Entries taken from a collection -
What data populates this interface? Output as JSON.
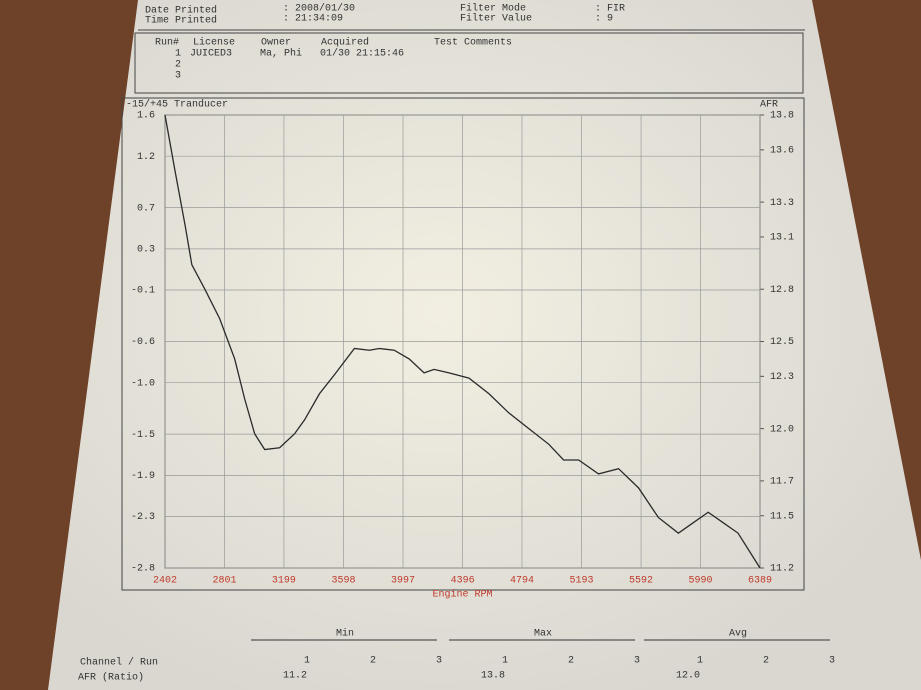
{
  "header": {
    "date_label": "Date Printed",
    "date_value": ": 2008/01/30",
    "time_label": "Time Printed",
    "time_value": ": 21:34:09",
    "filter_mode_label": "Filter Mode",
    "filter_mode_value": ": FIR",
    "filter_value_label": "Filter Value",
    "filter_value_value": ": 9"
  },
  "runs": {
    "columns": [
      "Run#",
      "License",
      "Owner",
      "Acquired",
      "Test Comments"
    ],
    "rows": [
      [
        "1",
        "JUICED3",
        "Ma, Phi",
        "01/30 21:15:46"
      ],
      [
        "2"
      ],
      [
        "3"
      ]
    ]
  },
  "chart_data": {
    "type": "line",
    "y_label": "-15/+45 Tranducer",
    "y2_label": "AFR",
    "x_label": "Engine RPM",
    "xlim": [
      2402,
      6389
    ],
    "xticks": [
      2402,
      2801,
      3199,
      3598,
      3997,
      4396,
      4794,
      5193,
      5592,
      5990,
      6389
    ],
    "ylim": [
      -2.8,
      1.6
    ],
    "yticks": [
      1.6,
      1.2,
      0.7,
      0.3,
      -0.1,
      -0.6,
      {
        "value": -1,
        "label": "-1.0"
      },
      -1.5,
      -1.9,
      -2.3,
      -2.8
    ],
    "y2lim": [
      11.2,
      13.8
    ],
    "y2ticks": [
      13.8,
      13.6,
      13.3,
      13.1,
      12.8,
      12.5,
      12.3,
      {
        "value": 12,
        "label": "12.0"
      },
      11.7,
      11.5,
      11.2
    ],
    "grid": true,
    "x": [
      2402,
      2469,
      2536,
      2582,
      2669,
      2769,
      2869,
      2936,
      3003,
      3070,
      3170,
      3270,
      3337,
      3437,
      3538,
      3671,
      3771,
      3838,
      3938,
      4038,
      4138,
      4205,
      4305,
      4439,
      4573,
      4706,
      4840,
      4974,
      5073,
      5174,
      5307,
      5441,
      5575,
      5708,
      5842,
      5942,
      6042,
      6142,
      6242,
      6389
    ],
    "series": [
      {
        "name": "AFR",
        "color": "#2a2a2a",
        "axis": "y2",
        "values": [
          13.8,
          13.48,
          13.17,
          12.94,
          12.8,
          12.63,
          12.4,
          12.17,
          11.97,
          11.88,
          11.89,
          11.97,
          12.05,
          12.2,
          12.31,
          12.46,
          12.45,
          12.46,
          12.45,
          12.4,
          12.32,
          12.34,
          12.32,
          12.29,
          12.2,
          12.09,
          12.0,
          11.91,
          11.82,
          11.82,
          11.74,
          11.77,
          11.66,
          11.49,
          11.4,
          11.46,
          11.52,
          11.46,
          11.4,
          11.2
        ]
      }
    ]
  },
  "summary": {
    "columns": [
      "Min",
      "Max",
      "Avg"
    ],
    "runs": [
      "1",
      "2",
      "3"
    ],
    "row_label": "Channel / Run",
    "channel": "AFR (Ratio)",
    "values": [
      "11.2",
      "13.8",
      "12.0"
    ]
  }
}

Task instructions - Skip the images and write out the rest of the listing exactly.

Finished exercise -
What data populates this interface? Output as JSON.
{
  "header": {
    "date_label": "Date Printed",
    "date_value": ": 2008/01/30",
    "time_label": "Time Printed",
    "time_value": ": 21:34:09",
    "filter_mode_label": "Filter Mode",
    "filter_mode_value": ": FIR",
    "filter_value_label": "Filter Value",
    "filter_value_value": ": 9"
  },
  "runs": {
    "columns": [
      "Run#",
      "License",
      "Owner",
      "Acquired",
      "Test Comments"
    ],
    "rows": [
      [
        "1",
        "JUICED3",
        "Ma, Phi",
        "01/30 21:15:46"
      ],
      [
        "2"
      ],
      [
        "3"
      ]
    ]
  },
  "chart_data": {
    "type": "line",
    "y_label": "-15/+45 Tranducer",
    "y2_label": "AFR",
    "x_label": "Engine RPM",
    "xlim": [
      2402,
      6389
    ],
    "xticks": [
      2402,
      2801,
      3199,
      3598,
      3997,
      4396,
      4794,
      5193,
      5592,
      5990,
      6389
    ],
    "ylim": [
      -2.8,
      1.6
    ],
    "yticks": [
      1.6,
      1.2,
      0.7,
      0.3,
      -0.1,
      -0.6,
      {
        "value": -1,
        "label": "-1.0"
      },
      -1.5,
      -1.9,
      -2.3,
      -2.8
    ],
    "y2lim": [
      11.2,
      13.8
    ],
    "y2ticks": [
      13.8,
      13.6,
      13.3,
      13.1,
      12.8,
      12.5,
      12.3,
      {
        "value": 12,
        "label": "12.0"
      },
      11.7,
      11.5,
      11.2
    ],
    "grid": true,
    "x": [
      2402,
      2469,
      2536,
      2582,
      2669,
      2769,
      2869,
      2936,
      3003,
      3070,
      3170,
      3270,
      3337,
      3437,
      3538,
      3671,
      3771,
      3838,
      3938,
      4038,
      4138,
      4205,
      4305,
      4439,
      4573,
      4706,
      4840,
      4974,
      5073,
      5174,
      5307,
      5441,
      5575,
      5708,
      5842,
      5942,
      6042,
      6142,
      6242,
      6389
    ],
    "series": [
      {
        "name": "AFR",
        "color": "#2a2a2a",
        "axis": "y2",
        "values": [
          13.8,
          13.48,
          13.17,
          12.94,
          12.8,
          12.63,
          12.4,
          12.17,
          11.97,
          11.88,
          11.89,
          11.97,
          12.05,
          12.2,
          12.31,
          12.46,
          12.45,
          12.46,
          12.45,
          12.4,
          12.32,
          12.34,
          12.32,
          12.29,
          12.2,
          12.09,
          12.0,
          11.91,
          11.82,
          11.82,
          11.74,
          11.77,
          11.66,
          11.49,
          11.4,
          11.46,
          11.52,
          11.46,
          11.4,
          11.2
        ]
      }
    ]
  },
  "summary": {
    "columns": [
      "Min",
      "Max",
      "Avg"
    ],
    "runs": [
      "1",
      "2",
      "3"
    ],
    "row_label": "Channel / Run",
    "channel": "AFR (Ratio)",
    "values": [
      "11.2",
      "13.8",
      "12.0"
    ]
  }
}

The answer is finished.